***** RECORDS PROVIDED

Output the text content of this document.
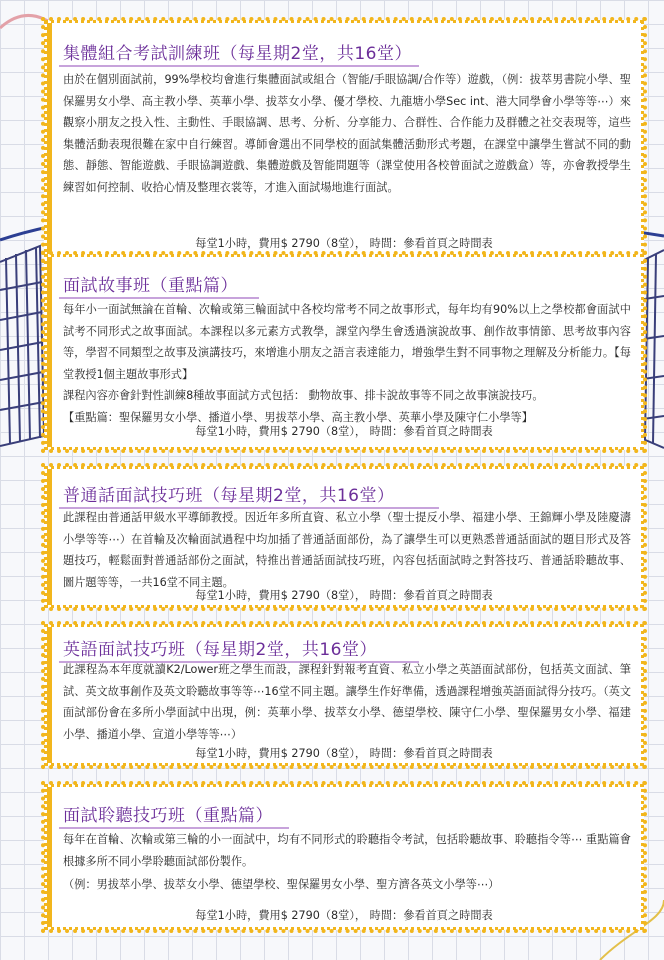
集體組合考試訓練班（每星期2堂，共16堂）

由於在個別面試前，99%學校均會進行集體面試或組合（智能/手眼協調/合作等）遊戲，（例：拔萃男書院小學、聖保羅男女小學、高主教小學、英華小學、拔萃女小學、優才學校、九龍塘小學Sec int、港大同學會小學等等⋯）來觀察小朋友之投入性、主動性、手眼協調、思考、分析、分享能力、合群性、合作能力及群體之社交表現等，這些集體活動表現很難在家中自行練習。導師會選出不同學校的面試集體活動形式考題，在課堂中讓學生嘗試不同的動態、靜態、智能遊戲、手眼協調遊戲、集體遊戲及智能問題等（課堂使用各校曾面試之遊戲盒）等，亦會教授學生練習如何控制、收拾心情及整理衣裳等，才進入面試場地進行面試。

每堂1小時，費用$ 2790（8堂）， 時間：參看首頁之時間表
面試故事班（重點篇）

每年小一面試無論在首輪、次輪或第三輪面試中各校均常考不同之故事形式，每年均有90%以上之學校都會面試中試考不同形式之故事面試。本課程以多元素方式教學，課堂內學生會透過演說故事、創作故事情節、思考故事內容等，學習不同類型之故事及演講技巧，來增進小朋友之語言表達能力，增強學生對不同事物之理解及分析能力。【每堂教授1個主題故事形式】

課程內容亦會針對性訓練8種故事面試方式包括： 動物故事、排卡說故事等不同之故事演說技巧。

【重點篇：聖保羅男女小學、播道小學、男拔萃小學、高主教小學、英華小學及陳守仁小學等】

每堂1小時，費用$ 2790（8堂）， 時間：參看首頁之時間表
普通話面試技巧班（每星期2堂，共16堂）

此課程由普通話甲級水平導師教授。因近年多所直資、私立小學（聖士提反小學、福建小學、王錦輝小學及陸慶濤小學等等⋯）在首輪及次輪面試過程中均加插了普通話面部份，為了讓學生可以更熟悉普通話面試的題目形式及答題技巧，輕鬆面對普通話部份之面試，特推出普通話面試技巧班，內容包括面試時之對答技巧、普通話聆聽故事、圖片題等等，一共16堂不同主題。

每堂1小時，費用$ 2790（8堂）， 時間：參看首頁之時間表
英語面試技巧班（每星期2堂，共16堂）

此課程為本年度就讀K2/Lower班之學生而設，課程針對報考直資、私立小學之英語面試部份，包括英文面試、筆試、英文故事創作及英文聆聽故事等等⋯16堂不同主題。讓學生作好準備，透過課程增強英語面試得分技巧。（英文面試部份會在多所小學面試中出現，例：英華小學、拔萃女小學、德望學校、陳守仁小學、聖保羅男女小學、福建小學、播道小學、宣道小學等等⋯）

每堂1小時，費用$ 2790（8堂）， 時間：參看首頁之時間表
面試聆聽技巧班（重點篇）

每年在首輪、次輪或第三輪的小一面試中，均有不同形式的聆聽指令考試，包括聆聽故事、聆聽指令等⋯ 重點篇會根據多所不同小學聆聽面試部份製作。

（例：男拔萃小學、拔萃女小學、德望學校、聖保羅男女小學、聖方濟各英文小學等⋯）

每堂1小時，費用$ 2790（8堂）， 時間：參看首頁之時間表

**********

- GIVEN REQUEST: Find the lines holding "拔萃女小學" and list every one.

- EXERCISE ANSWER:
由於在個別面試前，99%學校均會進行集體面試或組合（智能/手眼協調/合作等）遊戲，（例：拔萃男書院小學、聖保羅男女小學、高主教小學、英華小學、拔萃女小學、優才學校、九龍塘小學Sec int、港大同學會小學等等⋯）來觀察小朋友之投入性、主動性、手眼協調、思考、分析、分享能力、合群性、合作能力及群體之社交表現等，這些集體活動表現很難在家中自行練習。導師會選出不同學校的面試集體活動形式考題，在課堂中讓學生嘗試不同的動態、靜態、智能遊戲、手眼協調遊戲、集體遊戲及智能問題等（課堂使用各校曾面試之遊戲盒）等，亦會教授學生練習如何控制、收拾心情及整理衣裳等，才進入面試場地進行面試。
此課程為本年度就讀K2/Lower班之學生而設，課程針對報考直資、私立小學之英語面試部份，包括英文面試、筆試、英文故事創作及英文聆聽故事等等⋯16堂不同主題。讓學生作好準備，透過課程增強英語面試得分技巧。（英文面試部份會在多所小學面試中出現，例：英華小學、拔萃女小學、德望學校、陳守仁小學、聖保羅男女小學、福建小學、播道小學、宣道小學等等⋯）
（例：男拔萃小學、拔萃女小學、德望學校、聖保羅男女小學、聖方濟各英文小學等⋯）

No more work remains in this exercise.